-- Begin Supplied information --
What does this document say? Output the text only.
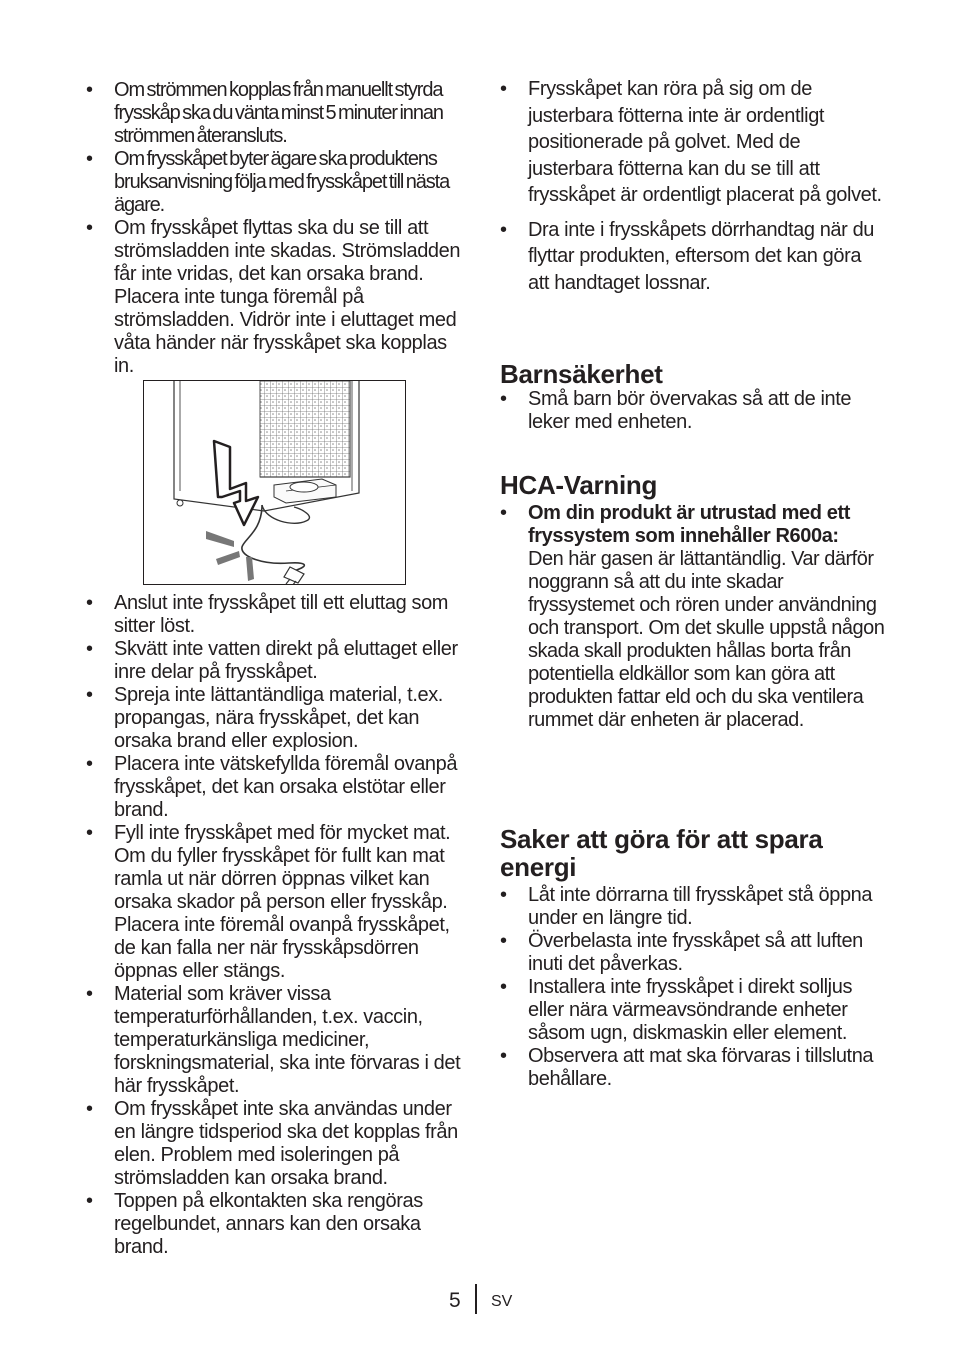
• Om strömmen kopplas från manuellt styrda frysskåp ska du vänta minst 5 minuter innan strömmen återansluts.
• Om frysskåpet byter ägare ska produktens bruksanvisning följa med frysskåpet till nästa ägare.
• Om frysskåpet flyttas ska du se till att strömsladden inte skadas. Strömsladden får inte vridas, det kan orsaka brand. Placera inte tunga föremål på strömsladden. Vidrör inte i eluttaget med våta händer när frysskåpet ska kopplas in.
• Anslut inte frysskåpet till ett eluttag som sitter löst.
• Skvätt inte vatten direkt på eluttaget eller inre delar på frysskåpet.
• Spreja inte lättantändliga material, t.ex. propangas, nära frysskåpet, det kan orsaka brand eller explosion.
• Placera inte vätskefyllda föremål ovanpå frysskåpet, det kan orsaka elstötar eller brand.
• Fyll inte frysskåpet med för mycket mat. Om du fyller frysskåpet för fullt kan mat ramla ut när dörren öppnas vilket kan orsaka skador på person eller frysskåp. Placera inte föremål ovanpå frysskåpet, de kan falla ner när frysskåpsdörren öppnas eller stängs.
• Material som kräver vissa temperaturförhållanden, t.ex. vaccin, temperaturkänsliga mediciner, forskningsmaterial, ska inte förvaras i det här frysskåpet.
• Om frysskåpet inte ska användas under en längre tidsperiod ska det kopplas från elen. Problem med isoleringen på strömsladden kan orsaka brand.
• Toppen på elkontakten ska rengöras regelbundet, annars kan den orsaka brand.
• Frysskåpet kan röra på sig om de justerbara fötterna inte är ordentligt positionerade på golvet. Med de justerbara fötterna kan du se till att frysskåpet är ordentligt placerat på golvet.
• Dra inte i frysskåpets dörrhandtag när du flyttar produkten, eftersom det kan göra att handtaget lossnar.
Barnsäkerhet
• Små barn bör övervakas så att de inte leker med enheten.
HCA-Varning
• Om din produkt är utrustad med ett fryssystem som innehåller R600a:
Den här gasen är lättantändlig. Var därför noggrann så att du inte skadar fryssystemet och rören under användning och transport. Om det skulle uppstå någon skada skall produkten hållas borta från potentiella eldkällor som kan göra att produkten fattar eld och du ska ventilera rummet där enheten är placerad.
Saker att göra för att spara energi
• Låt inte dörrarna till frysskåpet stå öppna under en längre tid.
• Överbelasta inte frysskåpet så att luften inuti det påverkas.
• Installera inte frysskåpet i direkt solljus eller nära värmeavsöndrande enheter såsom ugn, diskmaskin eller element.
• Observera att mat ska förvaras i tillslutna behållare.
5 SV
-- End Supplied information --
The answer is the number of lines in the preceding material that hold "brand"; write that number and nothing else.

5